GOAL:
Repeat every line below exactly as it reads.

··········

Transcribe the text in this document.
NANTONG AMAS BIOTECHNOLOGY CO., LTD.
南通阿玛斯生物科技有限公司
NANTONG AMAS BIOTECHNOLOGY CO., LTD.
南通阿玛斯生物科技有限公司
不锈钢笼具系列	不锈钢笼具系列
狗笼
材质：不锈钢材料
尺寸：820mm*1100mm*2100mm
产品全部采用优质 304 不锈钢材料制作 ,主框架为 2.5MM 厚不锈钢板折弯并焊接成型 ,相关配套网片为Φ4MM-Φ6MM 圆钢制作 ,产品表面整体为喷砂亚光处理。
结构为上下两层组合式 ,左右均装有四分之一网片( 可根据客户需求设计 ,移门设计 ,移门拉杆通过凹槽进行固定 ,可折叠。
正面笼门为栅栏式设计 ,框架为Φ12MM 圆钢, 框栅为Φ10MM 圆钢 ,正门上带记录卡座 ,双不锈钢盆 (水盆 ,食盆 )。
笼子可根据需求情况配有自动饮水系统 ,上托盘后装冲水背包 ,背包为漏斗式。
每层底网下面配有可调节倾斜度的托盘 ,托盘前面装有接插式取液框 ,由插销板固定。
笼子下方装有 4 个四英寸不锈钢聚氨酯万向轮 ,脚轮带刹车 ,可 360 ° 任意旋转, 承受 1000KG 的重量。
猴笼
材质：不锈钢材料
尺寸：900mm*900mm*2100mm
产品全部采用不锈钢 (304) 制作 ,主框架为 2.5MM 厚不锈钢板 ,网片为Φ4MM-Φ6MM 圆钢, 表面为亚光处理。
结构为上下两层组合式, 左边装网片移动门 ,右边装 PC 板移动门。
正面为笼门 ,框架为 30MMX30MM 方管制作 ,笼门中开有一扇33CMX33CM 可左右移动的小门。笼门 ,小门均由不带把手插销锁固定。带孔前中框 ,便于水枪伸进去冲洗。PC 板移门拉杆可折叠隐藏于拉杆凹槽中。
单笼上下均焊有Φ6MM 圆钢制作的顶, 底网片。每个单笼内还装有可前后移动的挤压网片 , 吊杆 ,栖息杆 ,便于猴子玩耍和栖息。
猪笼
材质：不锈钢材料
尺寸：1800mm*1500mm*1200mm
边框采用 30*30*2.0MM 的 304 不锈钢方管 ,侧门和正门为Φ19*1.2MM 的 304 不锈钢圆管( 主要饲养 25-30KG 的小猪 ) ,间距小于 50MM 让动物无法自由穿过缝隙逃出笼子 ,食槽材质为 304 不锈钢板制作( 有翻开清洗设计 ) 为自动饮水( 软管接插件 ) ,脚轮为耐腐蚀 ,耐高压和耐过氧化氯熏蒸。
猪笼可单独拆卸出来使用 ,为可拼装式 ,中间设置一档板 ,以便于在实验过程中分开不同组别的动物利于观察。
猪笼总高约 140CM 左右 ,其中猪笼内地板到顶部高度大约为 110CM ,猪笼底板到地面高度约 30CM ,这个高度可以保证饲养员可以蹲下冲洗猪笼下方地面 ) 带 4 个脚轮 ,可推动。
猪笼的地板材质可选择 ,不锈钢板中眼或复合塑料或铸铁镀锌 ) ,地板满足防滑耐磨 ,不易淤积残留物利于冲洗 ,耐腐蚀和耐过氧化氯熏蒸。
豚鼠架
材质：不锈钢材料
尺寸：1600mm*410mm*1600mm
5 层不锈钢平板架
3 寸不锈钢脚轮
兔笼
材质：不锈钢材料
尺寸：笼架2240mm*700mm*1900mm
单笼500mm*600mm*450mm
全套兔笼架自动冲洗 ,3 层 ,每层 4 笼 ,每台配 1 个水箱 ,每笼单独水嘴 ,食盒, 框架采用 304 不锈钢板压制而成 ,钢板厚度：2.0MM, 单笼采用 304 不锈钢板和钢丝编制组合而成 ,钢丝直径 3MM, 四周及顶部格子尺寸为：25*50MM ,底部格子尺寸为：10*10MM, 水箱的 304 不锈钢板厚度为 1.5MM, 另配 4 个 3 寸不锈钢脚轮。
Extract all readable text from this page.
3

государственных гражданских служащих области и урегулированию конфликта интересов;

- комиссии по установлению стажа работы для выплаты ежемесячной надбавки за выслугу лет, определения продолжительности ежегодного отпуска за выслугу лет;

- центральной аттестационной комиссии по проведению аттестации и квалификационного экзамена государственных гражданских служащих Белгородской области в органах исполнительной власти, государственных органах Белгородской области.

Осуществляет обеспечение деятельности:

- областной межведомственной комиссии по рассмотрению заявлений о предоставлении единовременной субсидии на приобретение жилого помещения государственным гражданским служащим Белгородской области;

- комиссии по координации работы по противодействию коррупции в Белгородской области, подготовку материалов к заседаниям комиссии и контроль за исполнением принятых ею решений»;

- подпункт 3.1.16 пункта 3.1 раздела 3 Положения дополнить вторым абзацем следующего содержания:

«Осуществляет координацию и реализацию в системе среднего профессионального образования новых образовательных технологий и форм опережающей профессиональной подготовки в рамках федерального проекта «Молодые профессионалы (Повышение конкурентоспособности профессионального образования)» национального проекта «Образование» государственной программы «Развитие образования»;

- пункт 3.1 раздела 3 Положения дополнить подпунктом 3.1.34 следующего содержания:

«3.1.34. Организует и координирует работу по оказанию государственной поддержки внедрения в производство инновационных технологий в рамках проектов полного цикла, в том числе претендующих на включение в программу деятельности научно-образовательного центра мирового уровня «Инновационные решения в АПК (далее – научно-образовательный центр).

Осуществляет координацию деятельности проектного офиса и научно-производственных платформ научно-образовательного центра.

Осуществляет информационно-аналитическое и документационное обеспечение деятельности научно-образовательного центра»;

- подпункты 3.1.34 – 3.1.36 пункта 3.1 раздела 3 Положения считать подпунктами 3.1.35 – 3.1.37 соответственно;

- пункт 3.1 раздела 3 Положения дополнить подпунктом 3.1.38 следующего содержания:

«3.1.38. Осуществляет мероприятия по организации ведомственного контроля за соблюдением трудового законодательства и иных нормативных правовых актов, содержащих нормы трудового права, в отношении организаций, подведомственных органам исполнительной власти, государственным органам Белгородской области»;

··········

FINAL ANSWER:
Transcribe the text in this document.
NANTONG AMAS BIOTECHNOLOGY CO., LTD.
南通阿玛斯生物科技有限公司
NANTONG AMAS BIOTECHNOLOGY CO., LTD.
南通阿玛斯生物科技有限公司
不锈钢笼具系列	不锈钢笼具系列
狗笼
材质：不锈钢材料
尺寸：820mm*1100mm*2100mm
产品全部采用优质 304 不锈钢材料制作 ,主框架为 2.5MM 厚不锈钢板折弯并焊接成型 ,相关配套网片为Φ4MM-Φ6MM 圆钢制作 ,产品表面整体为喷砂亚光处理。
结构为上下两层组合式 ,左右均装有四分之一网片( 可根据客户需求设计 ,移门设计 ,移门拉杆通过凹槽进行固定 ,可折叠。
正面笼门为栅栏式设计 ,框架为Φ12MM 圆钢, 框栅为Φ10MM 圆钢 ,正门上带记录卡座 ,双不锈钢盆 (水盆 ,食盆 )。
笼子可根据需求情况配有自动饮水系统 ,上托盘后装冲水背包 ,背包为漏斗式。
每层底网下面配有可调节倾斜度的托盘 ,托盘前面装有接插式取液框 ,由插销板固定。
笼子下方装有 4 个四英寸不锈钢聚氨酯万向轮 ,脚轮带刹车 ,可 360 ° 任意旋转, 承受 1000KG 的重量。
猴笼
材质：不锈钢材料
尺寸：900mm*900mm*2100mm
产品全部采用不锈钢 (304) 制作 ,主框架为 2.5MM 厚不锈钢板 ,网片为Φ4MM-Φ6MM 圆钢, 表面为亚光处理。
结构为上下两层组合式, 左边装网片移动门 ,右边装 PC 板移动门。
正面为笼门 ,框架为 30MMX30MM 方管制作 ,笼门中开有一扇33CMX33CM 可左右移动的小门。笼门 ,小门均由不带把手插销锁固定。带孔前中框 ,便于水枪伸进去冲洗。PC 板移门拉杆可折叠隐藏于拉杆凹槽中。
单笼上下均焊有Φ6MM 圆钢制作的顶, 底网片。每个单笼内还装有可前后移动的挤压网片 , 吊杆 ,栖息杆 ,便于猴子玩耍和栖息。
猪笼
材质：不锈钢材料
尺寸：1800mm*1500mm*1200mm
边框采用 30*30*2.0MM 的 304 不锈钢方管 ,侧门和正门为Φ19*1.2MM 的 304 不锈钢圆管( 主要饲养 25-30KG 的小猪 ) ,间距小于 50MM 让动物无法自由穿过缝隙逃出笼子 ,食槽材质为 304 不锈钢板制作( 有翻开清洗设计 ) 为自动饮水( 软管接插件 ) ,脚轮为耐腐蚀 ,耐高压和耐过氧化氯熏蒸。
猪笼可单独拆卸出来使用 ,为可拼装式 ,中间设置一档板 ,以便于在实验过程中分开不同组别的动物利于观察。
猪笼总高约 140CM 左右 ,其中猪笼内地板到顶部高度大约为 110CM ,猪笼底板到地面高度约 30CM ,这个高度可以保证饲养员可以蹲下冲洗猪笼下方地面 ) 带 4 个脚轮 ,可推动。
猪笼的地板材质可选择 ,不锈钢板中眼或复合塑料或铸铁镀锌 ) ,地板满足防滑耐磨 ,不易淤积残留物利于冲洗 ,耐腐蚀和耐过氧化氯熏蒸。
豚鼠架
材质：不锈钢材料
尺寸：1600mm*410mm*1600mm
5 层不锈钢平板架
3 寸不锈钢脚轮
兔笼
材质：不锈钢材料
尺寸：笼架2240mm*700mm*1900mm
单笼500mm*600mm*450mm
全套兔笼架自动冲洗 ,3 层 ,每层 4 笼 ,每台配 1 个水箱 ,每笼单独水嘴 ,食盒, 框架采用 304 不锈钢板压制而成 ,钢板厚度：2.0MM, 单笼采用 304 不锈钢板和钢丝编制组合而成 ,钢丝直径 3MM, 四周及顶部格子尺寸为：25*50MM ,底部格子尺寸为：10*10MM, 水箱的 304 不锈钢板厚度为 1.5MM, 另配 4 个 3 寸不锈钢脚轮。
Extract all readable text from this page.
3

государственных гражданских служащих области и урегулированию конфликта интересов;

- комиссии по установлению стажа работы для выплаты ежемесячной надбавки за выслугу лет, определения продолжительности ежегодного отпуска за выслугу лет;

- центральной аттестационной комиссии по проведению аттестации и квалификационного экзамена государственных гражданских служащих Белгородской области в органах исполнительной власти, государственных органах Белгородской области.

Осуществляет обеспечение деятельности:

- областной межведомственной комиссии по рассмотрению заявлений о предоставлении единовременной субсидии на приобретение жилого помещения государственным гражданским служащим Белгородской области;

- комиссии по координации работы по противодействию коррупции в Белгородской области, подготовку материалов к заседаниям комиссии и контроль за исполнением принятых ею решений»;

- подпункт 3.1.16 пункта 3.1 раздела 3 Положения дополнить вторым абзацем следующего содержания:

«Осуществляет координацию и реализацию в системе среднего профессионального образования новых образовательных технологий и форм опережающей профессиональной подготовки в рамках федерального проекта «Молодые профессионалы (Повышение конкурентоспособности профессионального образования)» национального проекта «Образование» государственной программы «Развитие образования»;

- пункт 3.1 раздела 3 Положения дополнить подпунктом 3.1.34 следующего содержания:

«3.1.34. Организует и координирует работу по оказанию государственной поддержки внедрения в производство инновационных технологий в рамках проектов полного цикла, в том числе претендующих на включение в программу деятельности научно-образовательного центра мирового уровня «Инновационные решения в АПК (далее – научно-образовательный центр).

Осуществляет координацию деятельности проектного офиса и научно-производственных платформ научно-образовательного центра.

Осуществляет информационно-аналитическое и документационное обеспечение деятельности научно-образовательного центра»;

- подпункты 3.1.34 – 3.1.36 пункта 3.1 раздела 3 Положения считать подпунктами 3.1.35 – 3.1.37 соответственно;

- пункт 3.1 раздела 3 Положения дополнить подпунктом 3.1.38 следующего содержания:

«3.1.38. Осуществляет мероприятия по организации ведомственного контроля за соблюдением трудового законодательства и иных нормативных правовых актов, содержащих нормы трудового права, в отношении организаций, подведомственных органам исполнительной власти, государственным органам Белгородской области»;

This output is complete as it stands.